» **TASK TO COMPLETE**
Find each line holding "info" and copy it out.

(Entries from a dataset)
* Start *

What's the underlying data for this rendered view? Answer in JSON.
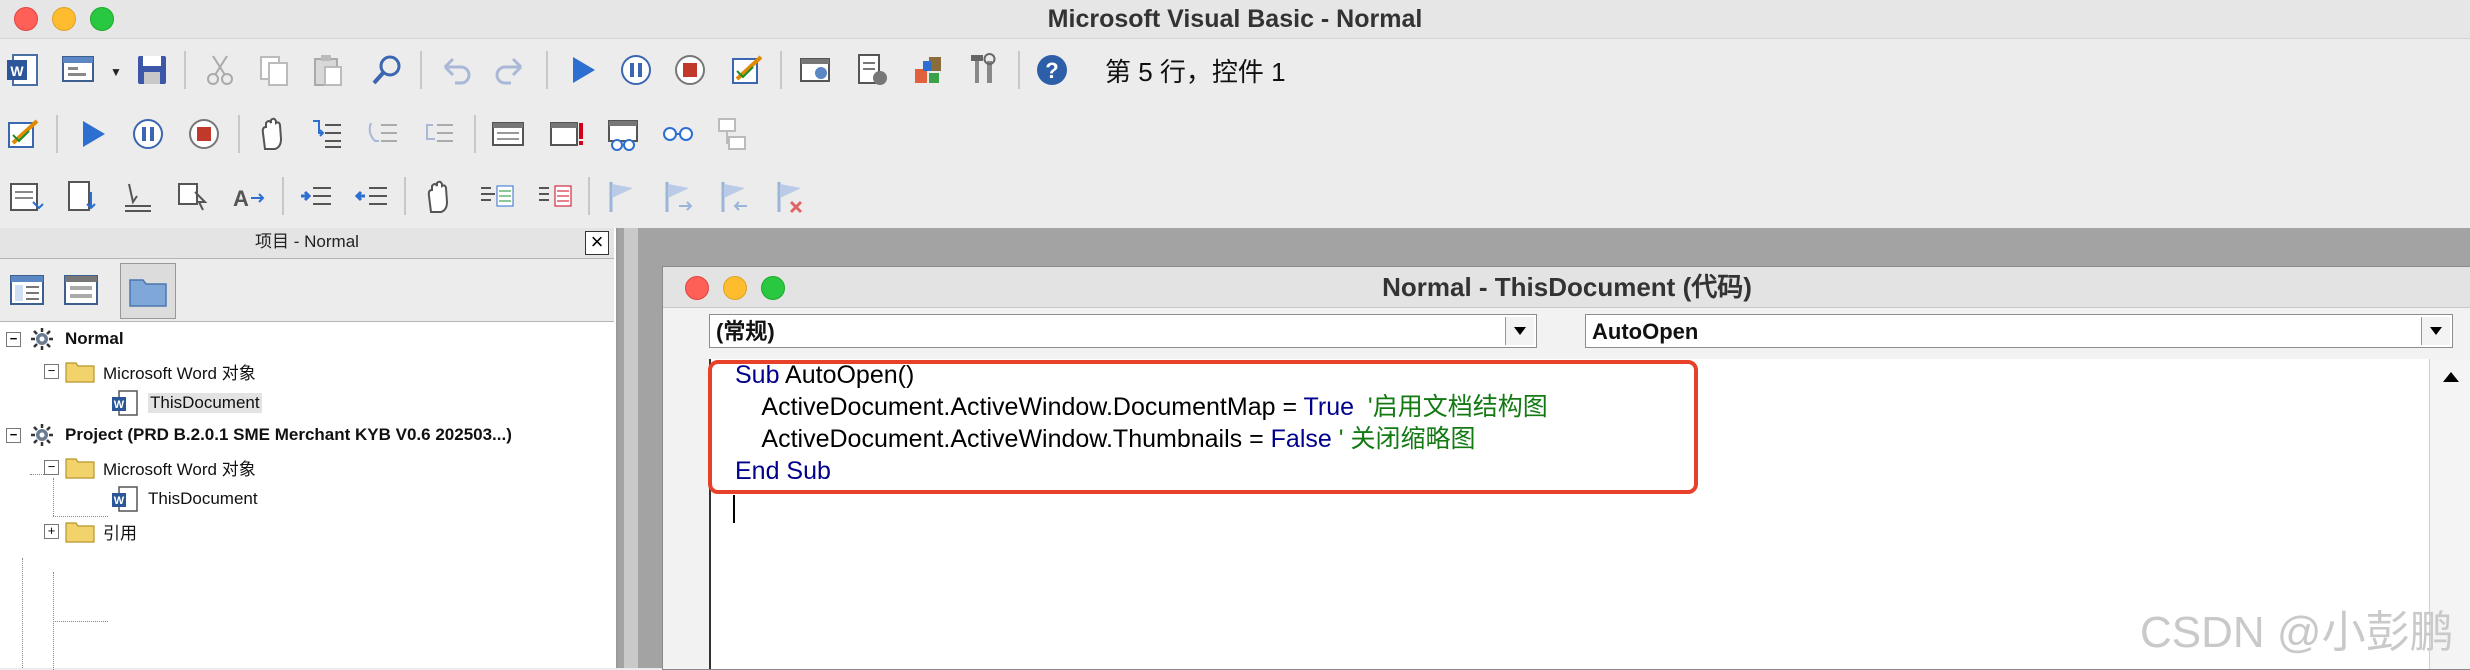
{
  "app": {
    "title": "Microsoft Visual Basic - Normal",
    "status": "第 5 行，控件 1"
  },
  "toolbar": {
    "standard": [
      "word-icon",
      "insert-userform-icon",
      "save-icon",
      "cut-icon",
      "copy-icon",
      "paste-icon",
      "find-icon",
      "undo-icon",
      "redo-icon",
      "run-icon",
      "break-icon",
      "reset-icon",
      "design-mode-icon",
      "project-explorer-icon",
      "properties-icon",
      "object-browser-icon",
      "toolbox-icon",
      "help-icon"
    ],
    "debug": [
      "design-mode-icon",
      "run-icon",
      "break-icon",
      "reset-icon",
      "toggle-breakpoint-icon",
      "step-into-icon",
      "step-over-icon",
      "step-out-icon",
      "locals-window-icon",
      "immediate-window-icon",
      "watch-window-icon",
      "quick-watch-icon",
      "call-stack-icon"
    ],
    "edit": [
      "list-properties-icon",
      "list-constants-icon",
      "quick-info-icon",
      "parameter-info-icon",
      "complete-word-icon",
      "indent-icon",
      "outdent-icon",
      "toggle-breakpoint-icon",
      "comment-block-icon",
      "uncomment-block-icon",
      "toggle-bookmark-icon",
      "next-bookmark-icon",
      "previous-bookmark-icon",
      "clear-bookmarks-icon"
    ]
  },
  "project_panel": {
    "title": "项目 - Normal",
    "close": "×",
    "tree": [
      {
        "label": "Normal",
        "level": 0,
        "expander": "−",
        "icon": "vba-project-icon",
        "bold": true
      },
      {
        "label": "Microsoft Word 对象",
        "level": 1,
        "expander": "−",
        "icon": "folder-icon"
      },
      {
        "label": "ThisDocument",
        "level": 2,
        "icon": "word-document-icon",
        "selected": true
      },
      {
        "label": "Project (PRD B.2.0.1 SME Merchant KYB V0.6 202503...)",
        "level": 0,
        "expander": "−",
        "icon": "vba-project-icon",
        "bold": true
      },
      {
        "label": "Microsoft Word 对象",
        "level": 1,
        "expander": "−",
        "icon": "folder-icon"
      },
      {
        "label": "ThisDocument",
        "level": 2,
        "icon": "word-document-icon"
      },
      {
        "label": "引用",
        "level": 1,
        "expander": "+",
        "icon": "folder-icon"
      }
    ]
  },
  "code_window": {
    "title": "Normal - ThisDocument (代码)",
    "object_combo": "(常规)",
    "procedure_combo": "AutoOpen",
    "lines": [
      {
        "indent": "",
        "parts": [
          {
            "t": "Sub",
            "c": "kw"
          },
          {
            "t": " AutoOpen()",
            "c": ""
          }
        ]
      },
      {
        "indent": "    ",
        "parts": [
          {
            "t": "ActiveDocument.ActiveWindow.DocumentMap = ",
            "c": ""
          },
          {
            "t": "True",
            "c": "kw"
          },
          {
            "t": "  '启用文档结构图",
            "c": "cm"
          }
        ]
      },
      {
        "indent": "    ",
        "parts": [
          {
            "t": "ActiveDocument.ActiveWindow.Thumbnails = ",
            "c": ""
          },
          {
            "t": "False",
            "c": "kw"
          },
          {
            "t": " ' 关闭缩略图",
            "c": "cm"
          }
        ]
      },
      {
        "indent": "",
        "parts": [
          {
            "t": "End Sub",
            "c": "kw"
          }
        ]
      }
    ]
  },
  "watermark": "CSDN @小彭鹏",
  "colors": {
    "keyword": "#00008b",
    "comment": "#137a13",
    "highlight": "#e8412a"
  }
}
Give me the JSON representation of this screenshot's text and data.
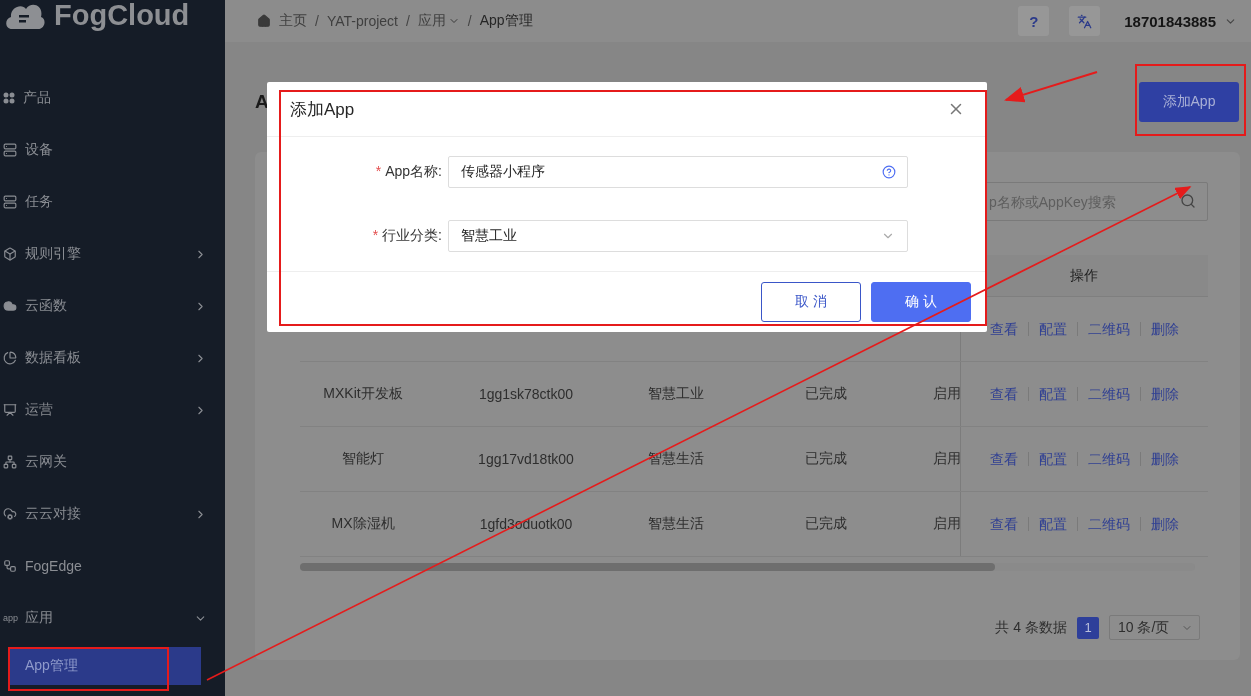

* End *

» **RESULT OF THE EXERCISE**
      "quick-info-icon",
      "parameter-info-icon",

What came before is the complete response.